Direction 1: Copy the box coordinate listings line for line, from the first line of the records up to and including the line that contains "s3sub-b1: Change Tracking".
# Start of Extract
Thursday, July 18, 2013

A National Guerrilla Register of Historic Places in Brooklyn

National Register of Historic Places, 2013 Additions
An article from Hyperallergic alerted me to a neat guerrilla history project in Brooklyn. In some ways, it's kinda like a much better version of my sticky plaque project, so I thought I'd share. An artist by the name of Anna Robinson-Sweet has silk-screened plaques made to look just like the official ones from the National Register of Historic Places. She puts them in NYC in spots that haven't been added to the official register, which she picked at random off a fire insurance map, but have all revealed interesting stories as part of the history of the neighbourhood. Her first round of plaques highlighted ten different locations: an old baseball field, a roller rink, a bath house, factories...

Robinson-Sweet has more information, photos and a map of the locations on her blog, which you can check out here.

An excerpt of some of my favourite bits:

"New York City’s history is shaped by what has survived constant destruction and remaking. Collective memories are often lost along with the alteration or destruction of buildings. National Register seeks to bring ten places back into the visual history of our city, in a borough that finds itself the new playground of developers and speculators... The contrast between these vanished buildings and what now stands in their place is often stark: where the bath house once stood is a glazed condominium tower; a self-storage complex now occupies the footprint of the rink where roller disco was born. This contrast between our contemporary urban environment and that of the past can be more informative than the physical remnants of the past that still remain...

"As the title suggests, National Register adopts the official language and plaque format used by the National Park Service (NPS), which sets supposedly stringent guidelines for what may be deemed nationally significant. Yet official historic designation is often arbitrary, subjective and corrupt. The NPS’s self-written history tells the story: “like any government program it has not been immune to extraneous influences. Such influences are manifest in landmarks illustrative less of American history than of the force behind their designation...

"Taken as a whole the ten plaques suggest that every lot on any block can reveal historical understanding of place; the historical narrative told by the structures that survive the ravages of time or are intentionally preserved is only one of many."

Monday, July 8, 2013

A Bird's-Eye Tour of Toronto in the Early 1930s

The late 1920s and early 1930s were an important time in the building of Toronto. Many of the city's most beautiful landmarks opened in those few years: everything from Maple Leaf Gardens to Union Station to what was, at the time, the tallest skyscraper in the British Empire. Many of them were planned during the boom years of the 1920s, those carefree days of flappers and jazz, just before the Great Depression hit and priorities changed. As other major construction projects were cancelled or put on hold, the buildings built in this period would dominate Toronto's skyline for decades to come.

You can see many of them in this aerial photograph. It was taken sometime in the early 1930s by William James, one of the city's most important and prolific early photographers. There are thousands of his photos in the Toronto Archives — they call him "the first press photographer in Canada." And since this particular photograph gives such an interesting overview of our city at a formative moment in its history, I thought I'd give a brief "tour" of a few of the landmarks it contains.

First, you'll probably want to open a bigger version of the image so you can see it in better detail. Click here.
# End of Extract
Direction 2: Rewrite the blog page from "Monday, July 8, 2013" up to and including "decades to come.", putting "tower" in place of "skyscraper".
# Start of Material shown
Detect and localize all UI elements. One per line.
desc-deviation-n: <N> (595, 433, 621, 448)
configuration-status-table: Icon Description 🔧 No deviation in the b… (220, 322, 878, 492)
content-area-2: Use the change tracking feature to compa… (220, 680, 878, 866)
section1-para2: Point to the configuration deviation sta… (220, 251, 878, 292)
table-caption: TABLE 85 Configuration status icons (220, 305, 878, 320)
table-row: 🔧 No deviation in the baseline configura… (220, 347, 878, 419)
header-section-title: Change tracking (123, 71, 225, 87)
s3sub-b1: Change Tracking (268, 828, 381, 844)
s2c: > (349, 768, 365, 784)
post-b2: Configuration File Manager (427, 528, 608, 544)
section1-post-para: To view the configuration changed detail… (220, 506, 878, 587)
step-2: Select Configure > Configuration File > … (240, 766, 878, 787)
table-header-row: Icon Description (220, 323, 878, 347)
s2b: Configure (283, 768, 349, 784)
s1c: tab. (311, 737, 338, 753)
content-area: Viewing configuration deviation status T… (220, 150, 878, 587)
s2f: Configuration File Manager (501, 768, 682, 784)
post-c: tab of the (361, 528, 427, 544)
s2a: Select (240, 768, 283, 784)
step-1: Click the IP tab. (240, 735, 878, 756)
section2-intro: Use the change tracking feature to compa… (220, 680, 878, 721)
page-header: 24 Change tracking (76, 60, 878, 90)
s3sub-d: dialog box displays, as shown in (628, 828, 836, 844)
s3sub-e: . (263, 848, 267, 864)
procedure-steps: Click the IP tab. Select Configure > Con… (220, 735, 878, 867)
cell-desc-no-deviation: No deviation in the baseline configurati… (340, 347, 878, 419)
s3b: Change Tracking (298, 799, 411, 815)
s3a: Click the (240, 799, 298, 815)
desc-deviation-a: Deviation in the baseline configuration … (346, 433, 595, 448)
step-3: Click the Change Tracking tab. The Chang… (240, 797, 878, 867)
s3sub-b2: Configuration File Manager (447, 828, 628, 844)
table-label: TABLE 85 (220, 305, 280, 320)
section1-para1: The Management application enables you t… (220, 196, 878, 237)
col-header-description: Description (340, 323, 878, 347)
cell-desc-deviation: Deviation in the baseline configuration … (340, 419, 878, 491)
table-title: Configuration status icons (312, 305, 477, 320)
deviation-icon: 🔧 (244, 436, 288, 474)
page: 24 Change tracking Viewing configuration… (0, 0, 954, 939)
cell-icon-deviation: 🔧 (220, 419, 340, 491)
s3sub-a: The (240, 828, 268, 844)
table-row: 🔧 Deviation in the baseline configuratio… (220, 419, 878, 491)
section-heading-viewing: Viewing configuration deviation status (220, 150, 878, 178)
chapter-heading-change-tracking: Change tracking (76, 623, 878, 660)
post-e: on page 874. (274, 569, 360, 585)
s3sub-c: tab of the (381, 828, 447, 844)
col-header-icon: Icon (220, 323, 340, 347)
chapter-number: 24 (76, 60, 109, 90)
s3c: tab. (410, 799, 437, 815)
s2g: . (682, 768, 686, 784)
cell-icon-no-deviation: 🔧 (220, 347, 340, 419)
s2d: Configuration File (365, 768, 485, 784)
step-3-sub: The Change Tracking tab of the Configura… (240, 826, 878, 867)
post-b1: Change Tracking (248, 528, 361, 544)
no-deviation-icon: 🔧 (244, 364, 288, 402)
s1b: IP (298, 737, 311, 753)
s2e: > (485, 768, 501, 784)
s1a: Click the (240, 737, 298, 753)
# End of Material shown
Correct output 1:
Detect and localize all UI elements. One per line.
desc-deviation-n: <N> (595, 433, 621, 448)
configuration-status-table: Icon Description 🔧 No deviation in the b… (220, 322, 878, 492)
content-area-2: Use the change tracking feature to compa… (220, 680, 878, 866)
section1-para2: Point to the configuration deviation sta… (220, 251, 878, 292)
table-caption: TABLE 85 Configuration status icons (220, 305, 878, 320)
table-row: 🔧 No deviation in the baseline configura… (220, 347, 878, 419)
header-section-title: Change tracking (123, 71, 225, 87)
s3sub-b1: Change Tracking (268, 828, 381, 844)

Correct output 2:
Monday, July 8, 2013

A Bird's-Eye Tour of Toronto in the Early 1930s

The late 1920s and early 1930s were an important time in the building of Toronto. Many of the city's most beautiful landmarks opened in those few years: everything from Maple Leaf Gardens to Union Station to what was, at the time, the tallest tower in the British Empire. Many of them were planned during the boom years of the 1920s, those carefree days of flappers and jazz, just before the Great Depression hit and priorities changed. As other major construction projects were cancelled or put on hold, the buildings built in this period would dominate Toronto's skyline for decades to come.